==== TASK MATERIAL
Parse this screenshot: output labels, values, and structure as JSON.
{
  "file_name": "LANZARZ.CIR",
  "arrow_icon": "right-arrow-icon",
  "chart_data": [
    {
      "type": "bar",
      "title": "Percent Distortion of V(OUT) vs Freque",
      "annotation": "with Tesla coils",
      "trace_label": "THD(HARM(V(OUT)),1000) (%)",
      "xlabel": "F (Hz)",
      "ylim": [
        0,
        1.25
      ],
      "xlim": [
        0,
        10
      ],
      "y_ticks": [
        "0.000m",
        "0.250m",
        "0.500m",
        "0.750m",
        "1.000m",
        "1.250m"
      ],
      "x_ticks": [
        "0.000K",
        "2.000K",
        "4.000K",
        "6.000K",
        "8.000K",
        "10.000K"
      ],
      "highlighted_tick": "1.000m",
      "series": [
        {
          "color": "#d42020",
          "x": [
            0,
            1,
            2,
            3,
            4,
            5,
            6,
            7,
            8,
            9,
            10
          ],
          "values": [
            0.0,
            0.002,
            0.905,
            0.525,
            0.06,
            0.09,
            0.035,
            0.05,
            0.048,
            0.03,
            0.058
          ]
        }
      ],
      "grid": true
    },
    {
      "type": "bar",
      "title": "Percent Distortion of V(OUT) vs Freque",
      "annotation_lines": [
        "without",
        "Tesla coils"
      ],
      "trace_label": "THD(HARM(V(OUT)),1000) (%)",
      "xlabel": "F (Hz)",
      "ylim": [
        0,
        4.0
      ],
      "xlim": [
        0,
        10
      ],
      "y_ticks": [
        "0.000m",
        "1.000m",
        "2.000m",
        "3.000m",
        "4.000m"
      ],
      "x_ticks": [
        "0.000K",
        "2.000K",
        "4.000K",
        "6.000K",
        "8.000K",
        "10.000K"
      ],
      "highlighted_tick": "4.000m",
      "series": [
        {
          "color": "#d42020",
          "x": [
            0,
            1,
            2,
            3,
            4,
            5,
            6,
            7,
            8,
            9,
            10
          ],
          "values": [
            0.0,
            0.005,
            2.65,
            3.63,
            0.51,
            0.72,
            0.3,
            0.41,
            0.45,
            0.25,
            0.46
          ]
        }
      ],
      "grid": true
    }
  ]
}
========
WHAT IS BEING ASKED
Retype the records above exactly.

TASK OUTPUT
Parse this screenshot: output labels, values, and structure as JSON.
{
  "file_name": "LANZARZ.CIR",
  "arrow_icon": "right-arrow-icon",
  "chart_data": [
    {
      "type": "bar",
      "title": "Percent Distortion of V(OUT) vs Freque",
      "annotation": "with Tesla coils",
      "trace_label": "THD(HARM(V(OUT)),1000) (%)",
      "xlabel": "F (Hz)",
      "ylim": [
        0,
        1.25
      ],
      "xlim": [
        0,
        10
      ],
      "y_ticks": [
        "0.000m",
        "0.250m",
        "0.500m",
        "0.750m",
        "1.000m",
        "1.250m"
      ],
      "x_ticks": [
        "0.000K",
        "2.000K",
        "4.000K",
        "6.000K",
        "8.000K",
        "10.000K"
      ],
      "highlighted_tick": "1.000m",
      "series": [
        {
          "color": "#d42020",
          "x": [
            0,
            1,
            2,
            3,
            4,
            5,
            6,
            7,
            8,
            9,
            10
          ],
          "values": [
            0.0,
            0.002,
            0.905,
            0.525,
            0.06,
            0.09,
            0.035,
            0.05,
            0.048,
            0.03,
            0.058
          ]
        }
      ],
      "grid": true
    },
    {
      "type": "bar",
      "title": "Percent Distortion of V(OUT) vs Freque",
      "annotation_lines": [
        "without",
        "Tesla coils"
      ],
      "trace_label": "THD(HARM(V(OUT)),1000) (%)",
      "xlabel": "F (Hz)",
      "ylim": [
        0,
        4.0
      ],
      "xlim": [
        0,
        10
      ],
      "y_ticks": [
        "0.000m",
        "1.000m",
        "2.000m",
        "3.000m",
        "4.000m"
      ],
      "x_ticks": [
        "0.000K",
        "2.000K",
        "4.000K",
        "6.000K",
        "8.000K",
        "10.000K"
      ],
      "highlighted_tick": "4.000m",
      "series": [
        {
          "color": "#d42020",
          "x": [
            0,
            1,
            2,
            3,
            4,
            5,
            6,
            7,
            8,
            9,
            10
          ],
          "values": [
            0.0,
            0.005,
            2.65,
            3.63,
            0.51,
            0.72,
            0.3,
            0.41,
            0.45,
            0.25,
            0.46
          ]
        }
      ],
      "grid": true
    }
  ]
}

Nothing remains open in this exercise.